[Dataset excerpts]
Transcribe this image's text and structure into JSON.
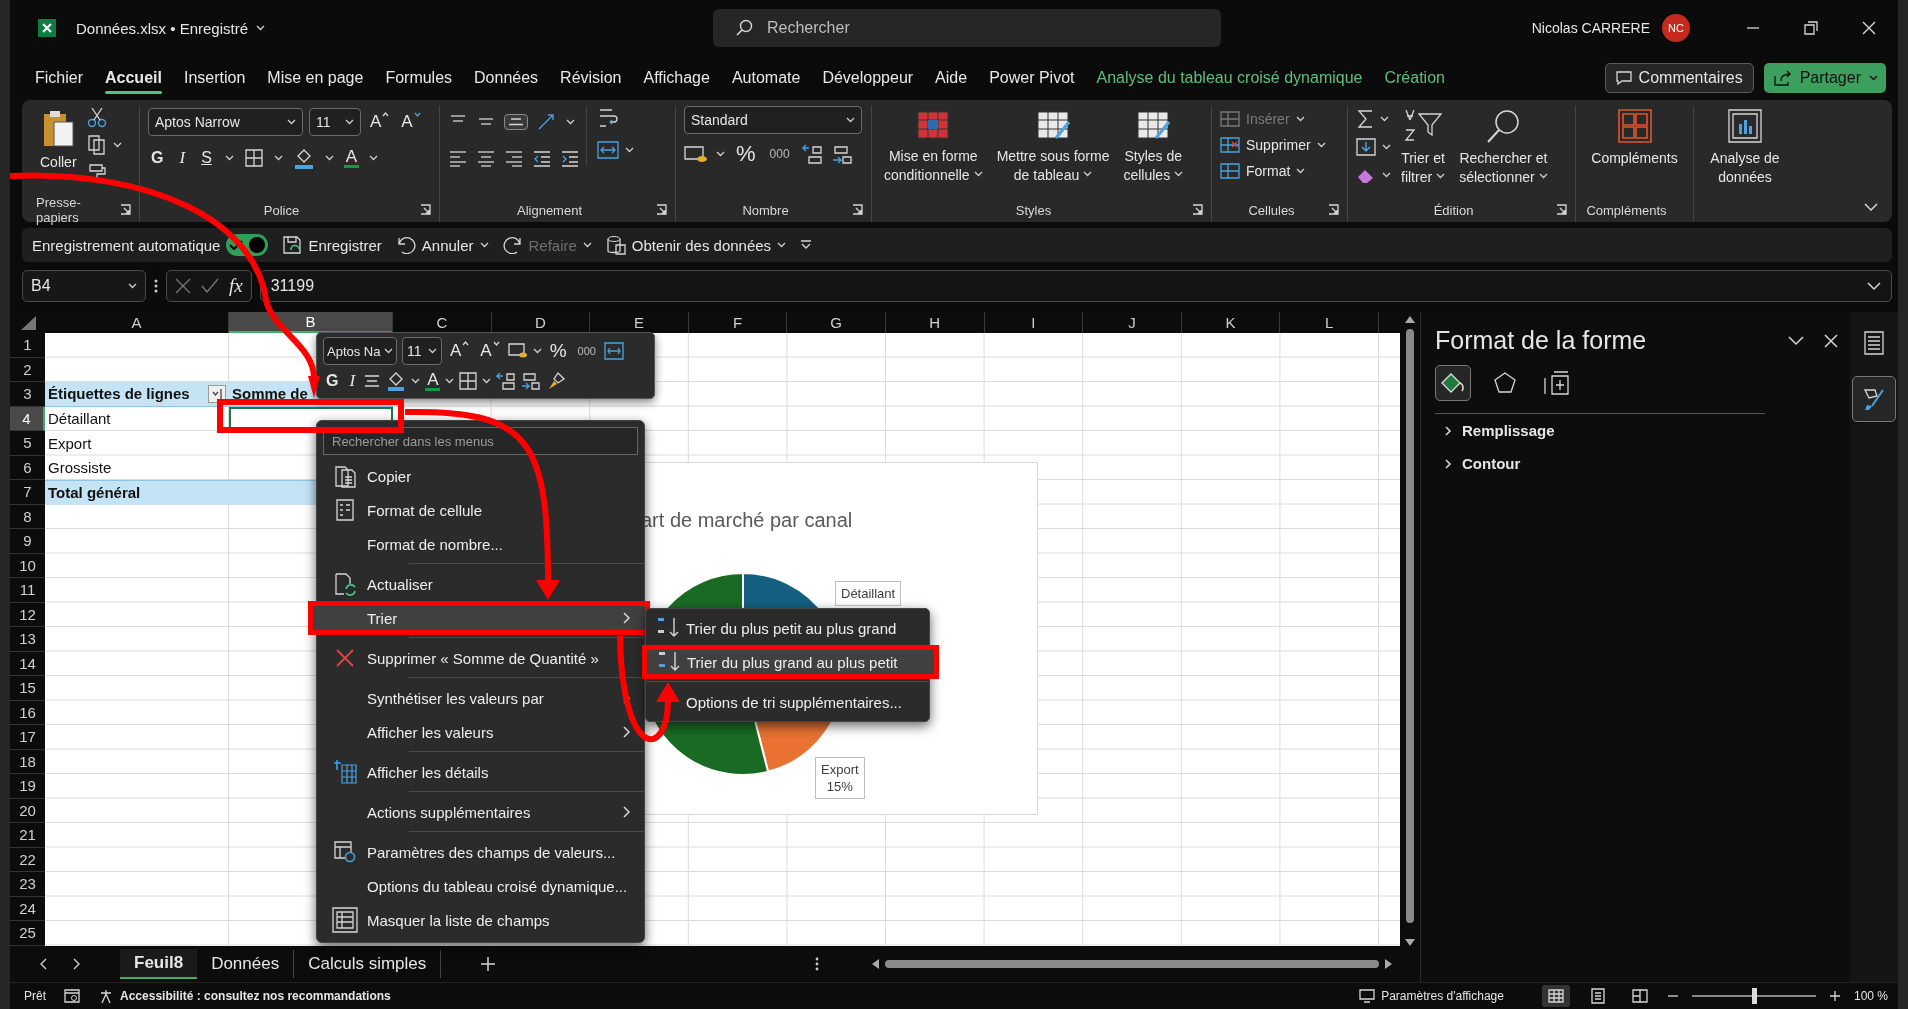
{
  "window": {
    "title": "Données.xlsx • Enregistré",
    "search": {
      "placeholder": "Rechercher"
    },
    "user": "Nicolas CARRERE",
    "avatar": "NC"
  },
  "menu_tabs": [
    {
      "label": "Fichier",
      "selected": false,
      "kind": "normal"
    },
    {
      "label": "Accueil",
      "selected": true,
      "kind": "normal"
    },
    {
      "label": "Insertion",
      "selected": false,
      "kind": "normal"
    },
    {
      "label": "Mise en page",
      "selected": false,
      "kind": "normal"
    },
    {
      "label": "Formules",
      "selected": false,
      "kind": "normal"
    },
    {
      "label": "Données",
      "selected": false,
      "kind": "normal"
    },
    {
      "label": "Révision",
      "selected": false,
      "kind": "normal"
    },
    {
      "label": "Affichage",
      "selected": false,
      "kind": "normal"
    },
    {
      "label": "Automate",
      "selected": false,
      "kind": "normal"
    },
    {
      "label": "Développeur",
      "selected": false,
      "kind": "normal"
    },
    {
      "label": "Aide",
      "selected": false,
      "kind": "normal"
    },
    {
      "label": "Power Pivot",
      "selected": false,
      "kind": "normal"
    },
    {
      "label": "Analyse du tableau croisé dynamique",
      "selected": false,
      "kind": "contextual"
    },
    {
      "label": "Création",
      "selected": false,
      "kind": "contextual"
    }
  ],
  "comments_button": "Commentaires",
  "share_button": "Partager",
  "ribbon": {
    "clipboard": {
      "label": "Presse-papiers",
      "paste": "Coller"
    },
    "font": {
      "label": "Police",
      "font_name": "Aptos Narrow",
      "font_size": "11",
      "grow": "A",
      "shrink": "A",
      "bold": "G",
      "italic": "I",
      "underline": "S",
      "font_color": "A"
    },
    "alignment": {
      "label": "Alignement"
    },
    "number": {
      "label": "Nombre",
      "format": "Standard",
      "percent": "%",
      "thousands": "000"
    },
    "styles": {
      "label": "Styles",
      "buttons": [
        {
          "lines": [
            "Mise en forme",
            "conditionnelle"
          ]
        },
        {
          "lines": [
            "Mettre sous forme",
            "de tableau"
          ]
        },
        {
          "lines": [
            "Styles de",
            "cellules"
          ]
        }
      ]
    },
    "cells": {
      "label": "Cellules",
      "items": [
        {
          "label": "Insérer",
          "disabled": true
        },
        {
          "label": "Supprimer",
          "disabled": false
        },
        {
          "label": "Format",
          "disabled": false
        }
      ]
    },
    "editing": {
      "label": "Édition",
      "sort_filter": [
        "Trier et",
        "filtrer"
      ],
      "find": [
        "Rechercher et",
        "sélectionner"
      ]
    },
    "addins": {
      "label": "Compléments",
      "button": "Compléments"
    },
    "analysis": {
      "button": [
        "Analyse de",
        "données"
      ]
    }
  },
  "quick_access": {
    "autosave": {
      "label": "Enregistrement automatique",
      "on": true
    },
    "save": "Enregistrer",
    "undo": "Annuler",
    "redo": {
      "label": "Refaire",
      "disabled": true
    },
    "get_data": "Obtenir des données"
  },
  "formula_bar": {
    "name_box": "B4",
    "fx": "fx",
    "value": "31199"
  },
  "sheet": {
    "columns": [
      {
        "label": "A",
        "selected": false
      },
      {
        "label": "B",
        "selected": true
      },
      {
        "label": "C",
        "selected": false
      },
      {
        "label": "D",
        "selected": false
      },
      {
        "label": "E",
        "selected": false
      },
      {
        "label": "F",
        "selected": false
      },
      {
        "label": "G",
        "selected": false
      },
      {
        "label": "H",
        "selected": false
      },
      {
        "label": "I",
        "selected": false
      },
      {
        "label": "J",
        "selected": false
      },
      {
        "label": "K",
        "selected": false
      },
      {
        "label": "L",
        "selected": false
      }
    ],
    "rows": [
      {
        "label": "1",
        "selected": false
      },
      {
        "label": "2",
        "selected": false
      },
      {
        "label": "3",
        "selected": false
      },
      {
        "label": "4",
        "selected": true
      },
      {
        "label": "5",
        "selected": false
      },
      {
        "label": "6",
        "selected": false
      },
      {
        "label": "7",
        "selected": false
      },
      {
        "label": "8",
        "selected": false
      },
      {
        "label": "9",
        "selected": false
      },
      {
        "label": "10",
        "selected": false
      },
      {
        "label": "11",
        "selected": false
      },
      {
        "label": "12",
        "selected": false
      },
      {
        "label": "13",
        "selected": false
      },
      {
        "label": "14",
        "selected": false
      },
      {
        "label": "15",
        "selected": false
      },
      {
        "label": "16",
        "selected": false
      },
      {
        "label": "17",
        "selected": false
      },
      {
        "label": "18",
        "selected": false
      },
      {
        "label": "19",
        "selected": false
      },
      {
        "label": "20",
        "selected": false
      },
      {
        "label": "21",
        "selected": false
      },
      {
        "label": "22",
        "selected": false
      },
      {
        "label": "23",
        "selected": false
      },
      {
        "label": "24",
        "selected": false
      },
      {
        "label": "25",
        "selected": false
      }
    ],
    "pivot": {
      "header": {
        "label": "Étiquettes de lignes",
        "value": "Somme de"
      },
      "rows": [
        {
          "label": "Détaillant",
          "selected": true,
          "kind": "item"
        },
        {
          "label": "Export",
          "selected": false,
          "kind": "item"
        },
        {
          "label": "Grossiste",
          "selected": false,
          "kind": "item"
        },
        {
          "label": "Total général",
          "selected": false,
          "kind": "total"
        }
      ]
    }
  },
  "sheet_tabs": [
    {
      "label": "Feuil8",
      "selected": true
    },
    {
      "label": "Données",
      "selected": false
    },
    {
      "label": "Calculs simples",
      "selected": false
    }
  ],
  "pane": {
    "title": "Format de la forme",
    "tabs": [
      {
        "kind": "fill",
        "selected": true
      },
      {
        "kind": "effects",
        "selected": false
      },
      {
        "kind": "size",
        "selected": false
      }
    ],
    "sections": [
      {
        "label": "Remplissage",
        "expanded": false
      },
      {
        "label": "Contour",
        "expanded": false
      }
    ],
    "side_buttons": [
      {
        "kind": "properties",
        "selected": false
      },
      {
        "kind": "format",
        "selected": true
      }
    ]
  },
  "status_bar": {
    "ready": "Prêt",
    "accessibility": "Accessibilité : consultez nos recommandations",
    "display_settings": "Paramètres d'affichage",
    "views": [
      {
        "kind": "normal",
        "selected": true
      },
      {
        "kind": "page-layout",
        "selected": false
      },
      {
        "kind": "page-break",
        "selected": false
      }
    ],
    "zoom": {
      "level": 0.5
    },
    "zoom_text": "100 %"
  },
  "mini_toolbar": {
    "font_name": "Aptos Na",
    "font_size": "11",
    "grow": "A",
    "shrink": "A",
    "percent": "%",
    "thousands": "000",
    "bold": "G",
    "italic": "I",
    "font_color": "A"
  },
  "context_menu": {
    "search": {
      "placeholder": "Rechercher dans les menus"
    },
    "items": [
      {
        "label": "Copier",
        "kind": "copy",
        "has_submenu": false,
        "separator_before": false,
        "selected": false
      },
      {
        "label": "Format de cellule",
        "kind": "format-cells",
        "has_submenu": false,
        "separator_before": false,
        "selected": false
      },
      {
        "label": "Format de nombre...",
        "kind": "plain",
        "has_submenu": false,
        "separator_before": false,
        "selected": false
      },
      {
        "label": "Actualiser",
        "kind": "refresh",
        "has_submenu": false,
        "separator_before": true,
        "selected": false
      },
      {
        "label": "Trier",
        "kind": "plain",
        "has_submenu": true,
        "separator_before": false,
        "selected": true
      },
      {
        "label": "Supprimer « Somme de Quantité »",
        "kind": "delete",
        "has_submenu": false,
        "separator_before": true,
        "selected": false
      },
      {
        "label": "Synthétiser les valeurs par",
        "kind": "plain",
        "has_submenu": true,
        "separator_before": true,
        "selected": false
      },
      {
        "label": "Afficher les valeurs",
        "kind": "plain",
        "has_submenu": true,
        "separator_before": false,
        "selected": false
      },
      {
        "label": "Afficher les détails",
        "kind": "details",
        "has_submenu": false,
        "separator_before": true,
        "selected": false
      },
      {
        "label": "Actions supplémentaires",
        "kind": "plain",
        "has_submenu": true,
        "separator_before": true,
        "selected": false
      },
      {
        "label": "Paramètres des champs de valeurs...",
        "kind": "field-settings",
        "has_submenu": false,
        "separator_before": true,
        "selected": false
      },
      {
        "label": "Options du tableau croisé dynamique...",
        "kind": "plain",
        "has_submenu": false,
        "separator_before": false,
        "selected": false
      },
      {
        "label": "Masquer la liste de champs",
        "kind": "field-list",
        "has_submenu": false,
        "separator_before": false,
        "selected": false
      }
    ]
  },
  "submenu": {
    "items": [
      {
        "label": "Trier du plus petit au plus grand",
        "kind": "sort-asc",
        "separator_before": false,
        "selected": false
      },
      {
        "label": "Trier du plus grand au plus petit",
        "kind": "sort-desc",
        "separator_before": false,
        "selected": true
      },
      {
        "label": "Options de tri supplémentaires...",
        "kind": "plain",
        "separator_before": true,
        "selected": false
      }
    ]
  },
  "chart": {
    "title": "art de marché par canal",
    "labels": [
      {
        "lines": [
          "Détaillant"
        ]
      },
      {
        "lines": [
          "Export",
          "15%"
        ]
      }
    ]
  }
}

§ **REQUIREMENTS**
Copy out every line of the listing that contains the string "Aptos".

§ **THE RESULT**
      "font_name": "Aptos Narrow",
    "font_name": "Aptos Na",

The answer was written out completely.